*Supplied entries*.
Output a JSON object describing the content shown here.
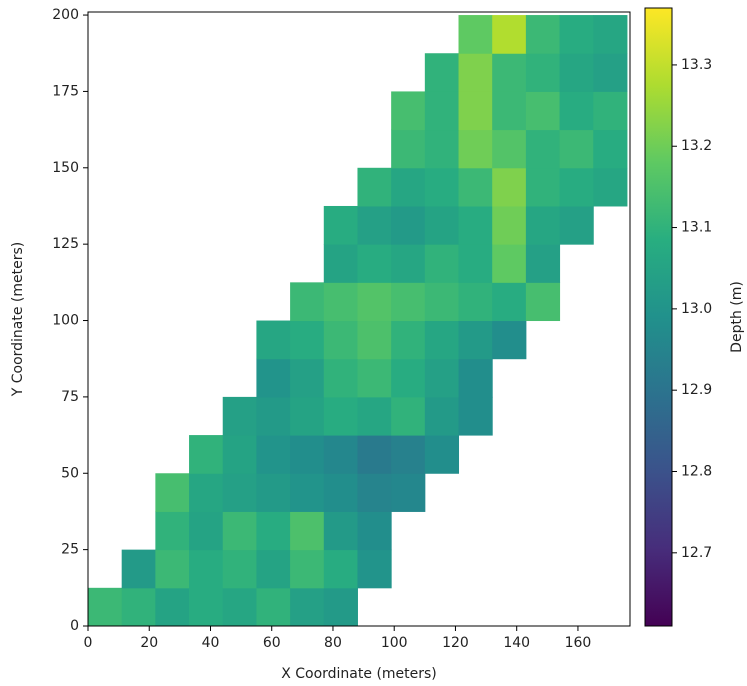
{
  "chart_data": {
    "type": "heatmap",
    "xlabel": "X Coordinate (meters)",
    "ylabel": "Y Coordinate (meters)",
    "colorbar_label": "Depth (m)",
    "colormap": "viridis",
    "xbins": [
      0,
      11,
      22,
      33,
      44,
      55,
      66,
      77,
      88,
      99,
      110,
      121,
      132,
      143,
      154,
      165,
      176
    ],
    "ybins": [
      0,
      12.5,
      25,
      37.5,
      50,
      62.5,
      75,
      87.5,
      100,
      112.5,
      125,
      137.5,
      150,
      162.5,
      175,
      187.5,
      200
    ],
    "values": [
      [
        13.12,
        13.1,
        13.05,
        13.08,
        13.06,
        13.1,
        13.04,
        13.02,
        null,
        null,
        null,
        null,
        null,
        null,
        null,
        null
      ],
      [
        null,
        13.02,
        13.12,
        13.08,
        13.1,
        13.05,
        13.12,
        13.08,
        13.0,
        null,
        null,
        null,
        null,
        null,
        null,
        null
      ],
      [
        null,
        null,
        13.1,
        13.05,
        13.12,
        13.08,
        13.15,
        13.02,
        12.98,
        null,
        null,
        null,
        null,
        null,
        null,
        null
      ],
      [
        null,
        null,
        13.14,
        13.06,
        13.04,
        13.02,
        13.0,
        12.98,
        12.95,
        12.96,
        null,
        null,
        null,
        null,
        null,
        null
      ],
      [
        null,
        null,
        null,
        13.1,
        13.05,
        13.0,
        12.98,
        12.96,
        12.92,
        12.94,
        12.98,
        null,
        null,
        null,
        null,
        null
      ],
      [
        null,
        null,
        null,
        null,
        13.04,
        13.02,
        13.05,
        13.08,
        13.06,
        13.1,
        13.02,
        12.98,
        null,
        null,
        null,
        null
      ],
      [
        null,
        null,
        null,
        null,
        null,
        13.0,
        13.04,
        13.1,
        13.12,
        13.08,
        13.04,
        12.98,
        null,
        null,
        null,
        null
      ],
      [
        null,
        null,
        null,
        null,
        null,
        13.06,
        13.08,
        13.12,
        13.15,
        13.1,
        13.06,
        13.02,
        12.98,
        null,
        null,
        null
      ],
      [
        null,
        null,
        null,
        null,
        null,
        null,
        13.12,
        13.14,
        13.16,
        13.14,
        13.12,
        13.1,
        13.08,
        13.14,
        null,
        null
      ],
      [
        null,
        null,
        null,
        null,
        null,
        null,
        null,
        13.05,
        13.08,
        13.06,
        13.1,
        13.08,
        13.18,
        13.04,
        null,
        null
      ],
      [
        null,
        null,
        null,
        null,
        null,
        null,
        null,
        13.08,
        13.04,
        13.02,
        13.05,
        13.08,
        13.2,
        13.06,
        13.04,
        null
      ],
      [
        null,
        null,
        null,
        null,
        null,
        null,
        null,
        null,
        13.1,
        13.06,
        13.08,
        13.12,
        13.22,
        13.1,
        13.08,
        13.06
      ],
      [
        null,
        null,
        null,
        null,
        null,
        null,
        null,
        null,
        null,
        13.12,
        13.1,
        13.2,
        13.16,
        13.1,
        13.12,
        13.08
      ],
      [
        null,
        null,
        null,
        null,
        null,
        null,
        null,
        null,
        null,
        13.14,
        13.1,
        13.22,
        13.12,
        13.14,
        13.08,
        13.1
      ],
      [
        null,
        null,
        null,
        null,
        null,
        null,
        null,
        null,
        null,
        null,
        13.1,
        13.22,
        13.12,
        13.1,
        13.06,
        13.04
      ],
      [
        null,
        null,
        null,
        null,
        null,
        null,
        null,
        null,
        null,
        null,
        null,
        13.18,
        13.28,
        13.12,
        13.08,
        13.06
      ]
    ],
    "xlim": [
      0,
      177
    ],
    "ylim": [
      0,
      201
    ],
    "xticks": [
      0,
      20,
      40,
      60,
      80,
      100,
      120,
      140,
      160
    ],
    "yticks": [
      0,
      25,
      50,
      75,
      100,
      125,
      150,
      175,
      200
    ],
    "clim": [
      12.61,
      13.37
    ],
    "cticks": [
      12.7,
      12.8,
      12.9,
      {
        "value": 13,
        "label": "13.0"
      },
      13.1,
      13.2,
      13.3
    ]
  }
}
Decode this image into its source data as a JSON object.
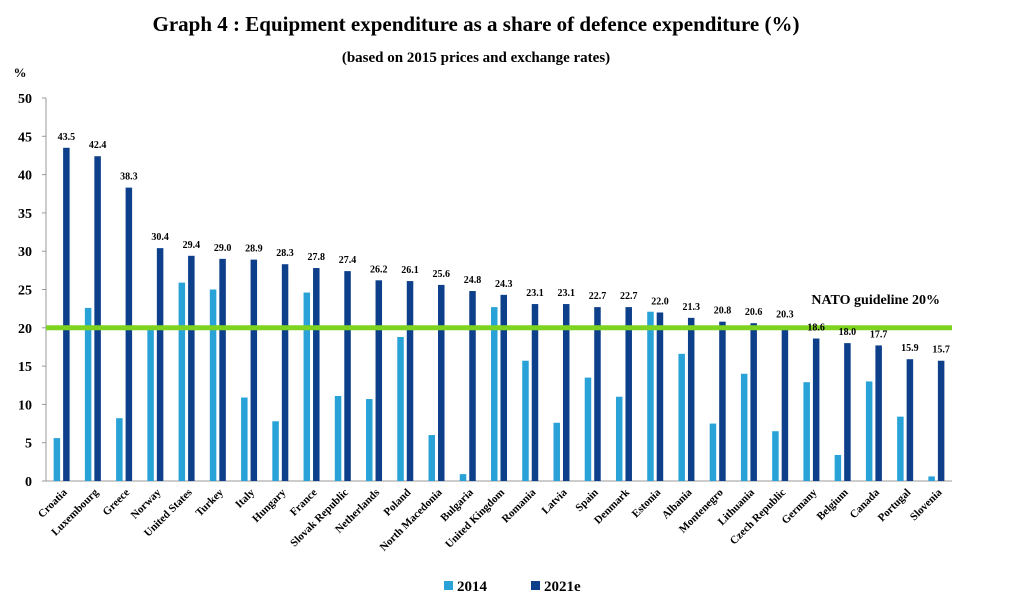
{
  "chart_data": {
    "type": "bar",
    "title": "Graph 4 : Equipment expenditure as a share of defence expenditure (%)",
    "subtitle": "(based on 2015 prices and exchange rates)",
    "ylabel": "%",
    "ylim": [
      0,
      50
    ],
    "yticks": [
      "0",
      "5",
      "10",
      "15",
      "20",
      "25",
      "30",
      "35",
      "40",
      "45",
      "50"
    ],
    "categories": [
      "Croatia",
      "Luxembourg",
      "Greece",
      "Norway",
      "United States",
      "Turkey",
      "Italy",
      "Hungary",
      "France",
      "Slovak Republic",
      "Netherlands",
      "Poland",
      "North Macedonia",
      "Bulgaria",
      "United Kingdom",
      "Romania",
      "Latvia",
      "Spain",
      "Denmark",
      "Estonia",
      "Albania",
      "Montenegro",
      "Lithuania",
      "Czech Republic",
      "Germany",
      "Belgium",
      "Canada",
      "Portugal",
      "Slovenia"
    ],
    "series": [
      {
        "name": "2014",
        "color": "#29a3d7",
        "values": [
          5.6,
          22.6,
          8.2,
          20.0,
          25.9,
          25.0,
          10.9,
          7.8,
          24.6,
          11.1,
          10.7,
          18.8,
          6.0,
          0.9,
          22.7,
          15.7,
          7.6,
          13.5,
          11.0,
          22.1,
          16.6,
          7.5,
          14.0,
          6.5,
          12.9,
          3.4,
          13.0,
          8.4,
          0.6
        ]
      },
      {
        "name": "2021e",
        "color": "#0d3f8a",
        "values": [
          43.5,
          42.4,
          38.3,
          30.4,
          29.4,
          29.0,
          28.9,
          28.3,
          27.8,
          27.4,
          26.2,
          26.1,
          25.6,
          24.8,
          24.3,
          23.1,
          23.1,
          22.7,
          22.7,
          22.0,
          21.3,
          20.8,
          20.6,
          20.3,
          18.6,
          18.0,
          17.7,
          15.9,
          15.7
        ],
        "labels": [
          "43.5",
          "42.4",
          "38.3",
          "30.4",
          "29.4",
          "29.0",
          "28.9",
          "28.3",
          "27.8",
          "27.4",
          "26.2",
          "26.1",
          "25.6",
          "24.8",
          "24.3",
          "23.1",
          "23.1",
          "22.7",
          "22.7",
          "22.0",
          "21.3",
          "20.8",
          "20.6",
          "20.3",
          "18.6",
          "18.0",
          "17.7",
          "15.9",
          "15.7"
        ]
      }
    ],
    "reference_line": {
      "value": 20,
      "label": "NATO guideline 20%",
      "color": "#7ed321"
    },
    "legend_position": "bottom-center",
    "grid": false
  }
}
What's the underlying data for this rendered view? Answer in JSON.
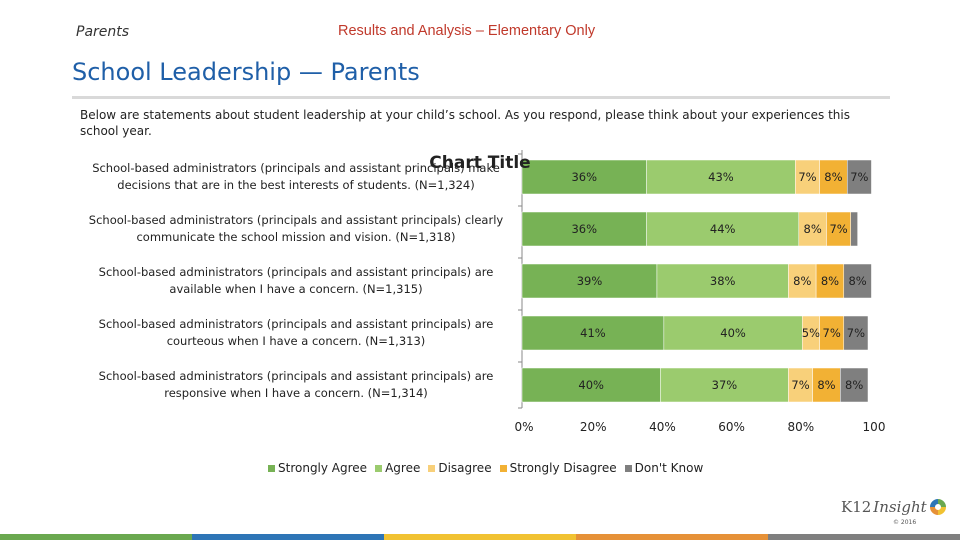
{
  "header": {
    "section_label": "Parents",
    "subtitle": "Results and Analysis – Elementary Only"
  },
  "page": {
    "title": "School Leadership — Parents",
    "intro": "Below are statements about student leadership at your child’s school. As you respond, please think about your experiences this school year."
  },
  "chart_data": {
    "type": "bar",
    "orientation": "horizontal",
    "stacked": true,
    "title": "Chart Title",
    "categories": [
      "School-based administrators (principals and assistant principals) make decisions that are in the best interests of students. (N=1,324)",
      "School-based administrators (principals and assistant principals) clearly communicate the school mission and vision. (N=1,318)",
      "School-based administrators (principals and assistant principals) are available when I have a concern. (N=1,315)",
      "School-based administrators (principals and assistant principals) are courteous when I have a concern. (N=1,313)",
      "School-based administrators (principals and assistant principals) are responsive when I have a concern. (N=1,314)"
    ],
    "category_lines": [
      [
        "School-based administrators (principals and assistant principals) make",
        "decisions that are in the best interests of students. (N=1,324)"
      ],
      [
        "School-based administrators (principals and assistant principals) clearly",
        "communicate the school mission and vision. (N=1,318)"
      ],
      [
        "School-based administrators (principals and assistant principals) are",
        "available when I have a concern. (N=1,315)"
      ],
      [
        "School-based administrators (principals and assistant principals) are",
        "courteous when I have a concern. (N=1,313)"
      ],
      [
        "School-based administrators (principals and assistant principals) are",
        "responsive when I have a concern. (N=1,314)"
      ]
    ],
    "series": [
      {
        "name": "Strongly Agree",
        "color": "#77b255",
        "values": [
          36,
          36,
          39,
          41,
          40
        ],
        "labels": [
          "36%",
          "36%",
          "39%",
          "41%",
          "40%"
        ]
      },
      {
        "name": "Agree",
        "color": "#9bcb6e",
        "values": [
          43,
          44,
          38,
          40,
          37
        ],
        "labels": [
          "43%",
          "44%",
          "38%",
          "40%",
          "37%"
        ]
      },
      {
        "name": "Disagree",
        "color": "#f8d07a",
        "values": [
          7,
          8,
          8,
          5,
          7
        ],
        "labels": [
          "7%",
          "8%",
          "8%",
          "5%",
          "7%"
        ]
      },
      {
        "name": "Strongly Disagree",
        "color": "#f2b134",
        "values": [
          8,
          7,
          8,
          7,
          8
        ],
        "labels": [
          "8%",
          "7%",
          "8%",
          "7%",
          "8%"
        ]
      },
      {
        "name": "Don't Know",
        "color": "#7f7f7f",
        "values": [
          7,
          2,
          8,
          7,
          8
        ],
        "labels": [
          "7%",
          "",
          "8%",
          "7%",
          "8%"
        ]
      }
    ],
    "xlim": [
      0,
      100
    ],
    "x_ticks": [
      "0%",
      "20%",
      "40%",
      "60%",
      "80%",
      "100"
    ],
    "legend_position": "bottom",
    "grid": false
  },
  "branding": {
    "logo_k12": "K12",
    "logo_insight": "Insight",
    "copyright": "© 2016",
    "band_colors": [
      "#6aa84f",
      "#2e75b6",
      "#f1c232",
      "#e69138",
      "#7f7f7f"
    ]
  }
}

*Given request*. Copy every line of the entries above in which "clearly" occurs.

*Answer for the task*.
      "School-based administrators (principals and assistant principals) clearly communicate the school mission and vision. (N=1,318)",
        "School-based administrators (principals and assistant principals) clearly",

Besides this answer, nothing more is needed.